**Stated problem:** Look below. Copy each line that has "Open" in it.
══ Dataset extract ══
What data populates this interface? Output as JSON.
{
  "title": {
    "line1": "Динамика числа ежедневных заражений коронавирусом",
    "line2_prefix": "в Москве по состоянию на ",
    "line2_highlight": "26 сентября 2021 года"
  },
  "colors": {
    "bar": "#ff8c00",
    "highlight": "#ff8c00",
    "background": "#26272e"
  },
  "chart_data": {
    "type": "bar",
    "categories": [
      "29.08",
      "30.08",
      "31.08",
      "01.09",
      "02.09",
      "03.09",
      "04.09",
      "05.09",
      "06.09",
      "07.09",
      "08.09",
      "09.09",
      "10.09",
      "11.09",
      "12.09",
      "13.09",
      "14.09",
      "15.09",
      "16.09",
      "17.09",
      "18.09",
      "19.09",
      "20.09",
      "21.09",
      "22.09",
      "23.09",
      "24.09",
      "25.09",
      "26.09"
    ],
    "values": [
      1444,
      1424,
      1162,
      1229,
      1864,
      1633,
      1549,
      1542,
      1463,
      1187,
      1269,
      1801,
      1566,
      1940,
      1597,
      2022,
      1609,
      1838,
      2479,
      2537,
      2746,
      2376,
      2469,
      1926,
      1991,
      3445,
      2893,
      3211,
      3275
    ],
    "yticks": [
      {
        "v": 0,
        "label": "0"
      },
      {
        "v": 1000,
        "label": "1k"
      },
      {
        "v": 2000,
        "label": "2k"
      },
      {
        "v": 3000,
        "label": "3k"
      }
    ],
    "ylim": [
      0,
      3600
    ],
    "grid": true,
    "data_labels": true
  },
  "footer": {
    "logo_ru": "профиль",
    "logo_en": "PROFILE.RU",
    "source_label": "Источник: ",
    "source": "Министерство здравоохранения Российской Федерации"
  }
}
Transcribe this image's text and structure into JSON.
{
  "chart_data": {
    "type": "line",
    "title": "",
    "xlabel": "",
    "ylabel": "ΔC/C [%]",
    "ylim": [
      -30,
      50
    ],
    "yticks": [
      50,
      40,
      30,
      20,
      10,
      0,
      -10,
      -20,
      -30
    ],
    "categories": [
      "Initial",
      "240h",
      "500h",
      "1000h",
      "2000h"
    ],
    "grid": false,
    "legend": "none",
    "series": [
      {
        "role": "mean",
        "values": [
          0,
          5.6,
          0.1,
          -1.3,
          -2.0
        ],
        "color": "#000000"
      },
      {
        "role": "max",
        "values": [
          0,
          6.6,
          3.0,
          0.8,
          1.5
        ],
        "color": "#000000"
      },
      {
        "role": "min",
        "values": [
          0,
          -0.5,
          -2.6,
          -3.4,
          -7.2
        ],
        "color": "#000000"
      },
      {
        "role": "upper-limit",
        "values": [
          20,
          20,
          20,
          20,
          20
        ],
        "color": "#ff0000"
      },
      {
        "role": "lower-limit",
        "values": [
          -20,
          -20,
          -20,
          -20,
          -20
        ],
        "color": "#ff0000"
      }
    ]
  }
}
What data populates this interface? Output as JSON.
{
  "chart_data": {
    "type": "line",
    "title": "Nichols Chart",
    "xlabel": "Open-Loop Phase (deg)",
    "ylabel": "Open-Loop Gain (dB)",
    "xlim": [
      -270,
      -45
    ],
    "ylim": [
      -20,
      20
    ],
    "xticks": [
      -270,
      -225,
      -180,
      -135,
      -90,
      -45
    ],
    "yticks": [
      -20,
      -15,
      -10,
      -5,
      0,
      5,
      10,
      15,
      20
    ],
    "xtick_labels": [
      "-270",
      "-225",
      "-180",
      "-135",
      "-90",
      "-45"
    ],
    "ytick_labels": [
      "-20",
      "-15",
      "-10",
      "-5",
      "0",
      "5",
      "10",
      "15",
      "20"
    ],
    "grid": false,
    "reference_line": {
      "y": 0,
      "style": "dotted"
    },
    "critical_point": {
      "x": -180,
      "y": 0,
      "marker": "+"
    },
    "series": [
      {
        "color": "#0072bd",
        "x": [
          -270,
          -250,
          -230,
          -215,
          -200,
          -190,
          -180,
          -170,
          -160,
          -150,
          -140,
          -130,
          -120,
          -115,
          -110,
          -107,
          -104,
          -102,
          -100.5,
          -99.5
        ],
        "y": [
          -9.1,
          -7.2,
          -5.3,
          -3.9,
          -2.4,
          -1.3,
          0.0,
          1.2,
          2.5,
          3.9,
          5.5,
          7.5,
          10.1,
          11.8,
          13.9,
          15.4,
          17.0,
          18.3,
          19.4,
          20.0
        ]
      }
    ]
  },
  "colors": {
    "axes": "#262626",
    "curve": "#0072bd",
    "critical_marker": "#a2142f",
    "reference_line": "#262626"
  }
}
═══
**Final result:**
    "xlabel": "Open-Loop Phase (deg)",
    "ylabel": "Open-Loop Gain (dB)",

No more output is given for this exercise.